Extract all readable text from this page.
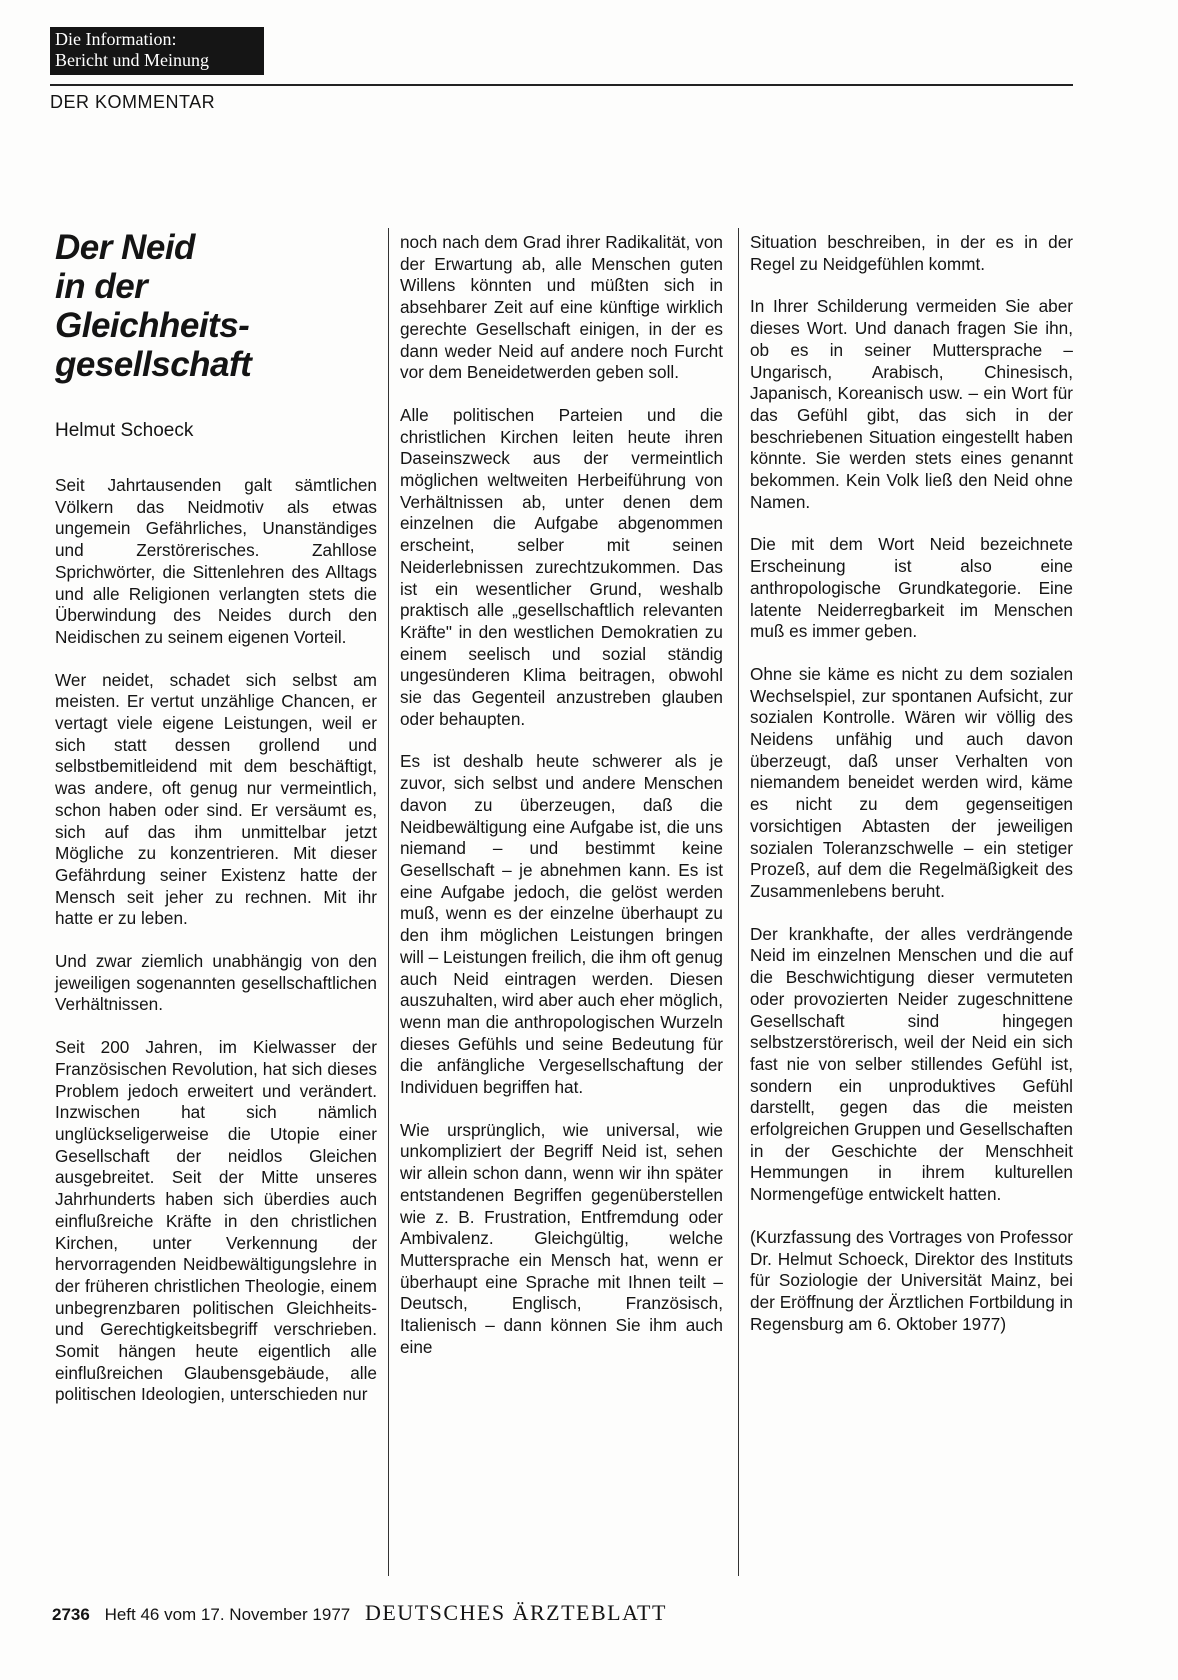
Die Information:
Bericht und Meinung
DER KOMMENTAR
Der Neid
in der
Gleichheits-
gesellschaft
Helmut Schoeck

Seit Jahrtausenden galt sämtlichen Völkern das Neidmotiv als etwas ungemein Gefährliches, Unanständiges und Zerstörerisches. Zahllose Sprichwörter, die Sittenlehren des Alltags und alle Religionen verlangten stets die Überwindung des Neides durch den Neidischen zu seinem eigenen Vorteil.

Wer neidet, schadet sich selbst am meisten. Er vertut unzählige Chancen, er vertagt viele eigene Leistungen, weil er sich statt dessen grollend und selbstbemitleidend mit dem beschäftigt, was andere, oft genug nur vermeintlich, schon haben oder sind. Er versäumt es, sich auf das ihm unmittelbar jetzt Mögliche zu konzentrieren. Mit dieser Gefährdung seiner Existenz hatte der Mensch seit jeher zu rechnen. Mit ihr hatte er zu leben.

Und zwar ziemlich unabhängig von den jeweiligen sogenannten gesellschaftlichen Verhältnissen.

Seit 200 Jahren, im Kielwasser der Französischen Revolution, hat sich dieses Problem jedoch erweitert und verändert. Inzwischen hat sich nämlich unglückseligerweise die Utopie einer Gesellschaft der neidlos Gleichen ausgebreitet. Seit der Mitte unseres Jahrhunderts haben sich überdies auch einflußreiche Kräfte in den christlichen Kirchen, unter Verkennung der hervorragenden Neidbewältigungslehre in der früheren christlichen Theologie, einem unbegrenzbaren politischen Gleichheits- und Gerechtigkeitsbegriff verschrieben. Somit hängen heute eigentlich alle einflußreichen Glaubensgebäude, alle politischen Ideologien, unterschieden nur

noch nach dem Grad ihrer Radikalität, von der Erwartung ab, alle Menschen guten Willens könnten und müßten sich in absehbarer Zeit auf eine künftige wirklich gerechte Gesellschaft einigen, in der es dann weder Neid auf andere noch Furcht vor dem Beneidetwerden geben soll.

Alle politischen Parteien und die christlichen Kirchen leiten heute ihren Daseinszweck aus der vermeintlich möglichen weltweiten Herbeiführung von Verhältnissen ab, unter denen dem einzelnen die Aufgabe abgenommen erscheint, selber mit seinen Neiderlebnissen zurechtzukommen. Das ist ein wesentlicher Grund, weshalb praktisch alle „gesellschaftlich relevanten Kräfte" in den westlichen Demokratien zu einem seelisch und sozial ständig ungesünderen Klima beitragen, obwohl sie das Gegenteil anzustreben glauben oder behaupten.

Es ist deshalb heute schwerer als je zuvor, sich selbst und andere Menschen davon zu überzeugen, daß die Neidbewältigung eine Aufgabe ist, die uns niemand – und bestimmt keine Gesellschaft – je abnehmen kann. Es ist eine Aufgabe jedoch, die gelöst werden muß, wenn es der einzelne überhaupt zu den ihm möglichen Leistungen bringen will – Leistungen freilich, die ihm oft genug auch Neid eintragen werden. Diesen auszuhalten, wird aber auch eher möglich, wenn man die anthropologischen Wurzeln dieses Gefühls und seine Bedeutung für die anfängliche Vergesellschaftung der Individuen begriffen hat.

Wie ursprünglich, wie universal, wie unkompliziert der Begriff Neid ist, sehen wir allein schon dann, wenn wir ihn später entstandenen Begriffen gegenüberstellen wie z. B. Frustration, Entfremdung oder Ambivalenz. Gleichgültig, welche Muttersprache ein Mensch hat, wenn er überhaupt eine Sprache mit Ihnen teilt – Deutsch, Englisch, Französisch, Italienisch – dann können Sie ihm auch eine

Situation beschreiben, in der es in der Regel zu Neidgefühlen kommt.

In Ihrer Schilderung vermeiden Sie aber dieses Wort. Und danach fragen Sie ihn, ob es in seiner Muttersprache – Ungarisch, Arabisch, Chinesisch, Japanisch, Koreanisch usw. – ein Wort für das Gefühl gibt, das sich in der beschriebenen Situation eingestellt haben könnte. Sie werden stets eines genannt bekommen. Kein Volk ließ den Neid ohne Namen.

Die mit dem Wort Neid bezeichnete Erscheinung ist also eine anthropologische Grundkategorie. Eine latente Neiderregbarkeit im Menschen muß es immer geben.

Ohne sie käme es nicht zu dem sozialen Wechselspiel, zur spontanen Aufsicht, zur sozialen Kontrolle. Wären wir völlig des Neidens unfähig und auch davon überzeugt, daß unser Verhalten von niemandem beneidet werden wird, käme es nicht zu dem gegenseitigen vorsichtigen Abtasten der jeweiligen sozialen Toleranzschwelle – ein stetiger Prozeß, auf dem die Regelmäßigkeit des Zusammenlebens beruht.

Der krankhafte, der alles verdrängende Neid im einzelnen Menschen und die auf die Beschwichtigung dieser vermuteten oder provozierten Neider zugeschnittene Gesellschaft sind hingegen selbstzerstörerisch, weil der Neid ein sich fast nie von selber stillendes Gefühl ist, sondern ein unproduktives Gefühl darstellt, gegen das die meisten erfolgreichen Gruppen und Gesellschaften in der Geschichte der Menschheit Hemmungen in ihrem kulturellen Normengefüge entwickelt hatten.

(Kurzfassung des Vortrages von Professor Dr. Helmut Schoeck, Direktor des Instituts für Soziologie der Universität Mainz, bei der Eröffnung der Ärztlichen Fortbildung in Regensburg am 6. Oktober 1977)

2736 Heft 46 vom 17. November 1977 DEUTSCHES ÄRZTEBLATT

************

EXERCISE REQUIREMENTS:
Without the pictures, return the entries exactly as they appear.

RESULT OF THIS EXERCISE:
Extract all readable text from this page.
Die Information:
Bericht und Meinung
DER KOMMENTAR
Der Neid
in der
Gleichheits-
gesellschaft
Helmut Schoeck

Seit Jahrtausenden galt sämtlichen Völkern das Neidmotiv als etwas ungemein Gefährliches, Unanständiges und Zerstörerisches. Zahllose Sprichwörter, die Sittenlehren des Alltags und alle Religionen verlangten stets die Überwindung des Neides durch den Neidischen zu seinem eigenen Vorteil.

Wer neidet, schadet sich selbst am meisten. Er vertut unzählige Chancen, er vertagt viele eigene Leistungen, weil er sich statt dessen grollend und selbstbemitleidend mit dem beschäftigt, was andere, oft genug nur vermeintlich, schon haben oder sind. Er versäumt es, sich auf das ihm unmittelbar jetzt Mögliche zu konzentrieren. Mit dieser Gefährdung seiner Existenz hatte der Mensch seit jeher zu rechnen. Mit ihr hatte er zu leben.

Und zwar ziemlich unabhängig von den jeweiligen sogenannten gesellschaftlichen Verhältnissen.

Seit 200 Jahren, im Kielwasser der Französischen Revolution, hat sich dieses Problem jedoch erweitert und verändert. Inzwischen hat sich nämlich unglückseligerweise die Utopie einer Gesellschaft der neidlos Gleichen ausgebreitet. Seit der Mitte unseres Jahrhunderts haben sich überdies auch einflußreiche Kräfte in den christlichen Kirchen, unter Verkennung der hervorragenden Neidbewältigungslehre in der früheren christlichen Theologie, einem unbegrenzbaren politischen Gleichheits- und Gerechtigkeitsbegriff verschrieben. Somit hängen heute eigentlich alle einflußreichen Glaubensgebäude, alle politischen Ideologien, unterschieden nur

noch nach dem Grad ihrer Radikalität, von der Erwartung ab, alle Menschen guten Willens könnten und müßten sich in absehbarer Zeit auf eine künftige wirklich gerechte Gesellschaft einigen, in der es dann weder Neid auf andere noch Furcht vor dem Beneidetwerden geben soll.

Alle politischen Parteien und die christlichen Kirchen leiten heute ihren Daseinszweck aus der vermeintlich möglichen weltweiten Herbeiführung von Verhältnissen ab, unter denen dem einzelnen die Aufgabe abgenommen erscheint, selber mit seinen Neiderlebnissen zurechtzukommen. Das ist ein wesentlicher Grund, weshalb praktisch alle „gesellschaftlich relevanten Kräfte" in den westlichen Demokratien zu einem seelisch und sozial ständig ungesünderen Klima beitragen, obwohl sie das Gegenteil anzustreben glauben oder behaupten.

Es ist deshalb heute schwerer als je zuvor, sich selbst und andere Menschen davon zu überzeugen, daß die Neidbewältigung eine Aufgabe ist, die uns niemand – und bestimmt keine Gesellschaft – je abnehmen kann. Es ist eine Aufgabe jedoch, die gelöst werden muß, wenn es der einzelne überhaupt zu den ihm möglichen Leistungen bringen will – Leistungen freilich, die ihm oft genug auch Neid eintragen werden. Diesen auszuhalten, wird aber auch eher möglich, wenn man die anthropologischen Wurzeln dieses Gefühls und seine Bedeutung für die anfängliche Vergesellschaftung der Individuen begriffen hat.

Wie ursprünglich, wie universal, wie unkompliziert der Begriff Neid ist, sehen wir allein schon dann, wenn wir ihn später entstandenen Begriffen gegenüberstellen wie z. B. Frustration, Entfremdung oder Ambivalenz. Gleichgültig, welche Muttersprache ein Mensch hat, wenn er überhaupt eine Sprache mit Ihnen teilt – Deutsch, Englisch, Französisch, Italienisch – dann können Sie ihm auch eine

Situation beschreiben, in der es in der Regel zu Neidgefühlen kommt.

In Ihrer Schilderung vermeiden Sie aber dieses Wort. Und danach fragen Sie ihn, ob es in seiner Muttersprache – Ungarisch, Arabisch, Chinesisch, Japanisch, Koreanisch usw. – ein Wort für das Gefühl gibt, das sich in der beschriebenen Situation eingestellt haben könnte. Sie werden stets eines genannt bekommen. Kein Volk ließ den Neid ohne Namen.

Die mit dem Wort Neid bezeichnete Erscheinung ist also eine anthropologische Grundkategorie. Eine latente Neiderregbarkeit im Menschen muß es immer geben.

Ohne sie käme es nicht zu dem sozialen Wechselspiel, zur spontanen Aufsicht, zur sozialen Kontrolle. Wären wir völlig des Neidens unfähig und auch davon überzeugt, daß unser Verhalten von niemandem beneidet werden wird, käme es nicht zu dem gegenseitigen vorsichtigen Abtasten der jeweiligen sozialen Toleranzschwelle – ein stetiger Prozeß, auf dem die Regelmäßigkeit des Zusammenlebens beruht.

Der krankhafte, der alles verdrängende Neid im einzelnen Menschen und die auf die Beschwichtigung dieser vermuteten oder provozierten Neider zugeschnittene Gesellschaft sind hingegen selbstzerstörerisch, weil der Neid ein sich fast nie von selber stillendes Gefühl ist, sondern ein unproduktives Gefühl darstellt, gegen das die meisten erfolgreichen Gruppen und Gesellschaften in der Geschichte der Menschheit Hemmungen in ihrem kulturellen Normengefüge entwickelt hatten.

(Kurzfassung des Vortrages von Professor Dr. Helmut Schoeck, Direktor des Instituts für Soziologie der Universität Mainz, bei der Eröffnung der Ärztlichen Fortbildung in Regensburg am 6. Oktober 1977)

2736 Heft 46 vom 17. November 1977 DEUTSCHES ÄRZTEBLATT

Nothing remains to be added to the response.